▶ _TASK BRIEF_: Where does the string "subtitle" appear in the records? Copy every line that contains it.

▶ _INPUT RECORDS_:
[START]

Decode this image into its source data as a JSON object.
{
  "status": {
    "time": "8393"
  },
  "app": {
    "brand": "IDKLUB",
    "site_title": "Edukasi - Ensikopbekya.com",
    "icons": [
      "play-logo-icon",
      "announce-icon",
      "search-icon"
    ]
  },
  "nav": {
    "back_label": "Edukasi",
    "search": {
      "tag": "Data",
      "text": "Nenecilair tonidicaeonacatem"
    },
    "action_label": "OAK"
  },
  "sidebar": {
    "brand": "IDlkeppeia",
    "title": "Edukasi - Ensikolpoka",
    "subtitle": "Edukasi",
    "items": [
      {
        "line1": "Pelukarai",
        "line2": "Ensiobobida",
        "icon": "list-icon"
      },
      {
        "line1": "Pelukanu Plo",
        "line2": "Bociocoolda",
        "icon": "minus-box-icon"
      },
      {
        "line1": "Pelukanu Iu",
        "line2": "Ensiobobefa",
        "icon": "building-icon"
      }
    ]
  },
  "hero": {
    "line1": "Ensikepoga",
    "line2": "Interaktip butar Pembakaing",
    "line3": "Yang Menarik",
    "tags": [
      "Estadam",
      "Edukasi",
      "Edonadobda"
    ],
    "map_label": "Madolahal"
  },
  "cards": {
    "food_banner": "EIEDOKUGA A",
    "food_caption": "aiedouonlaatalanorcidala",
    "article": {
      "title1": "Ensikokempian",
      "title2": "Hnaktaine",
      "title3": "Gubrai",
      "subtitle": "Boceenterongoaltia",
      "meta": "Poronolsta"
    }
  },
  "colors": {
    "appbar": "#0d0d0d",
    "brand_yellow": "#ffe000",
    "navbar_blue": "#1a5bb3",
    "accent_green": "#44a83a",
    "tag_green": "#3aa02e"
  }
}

[END]

▶ _ANSWER FOR THIS EXERCISE_:
    "subtitle": "Edukasi",
      "subtitle": "Boceenterongoaltia",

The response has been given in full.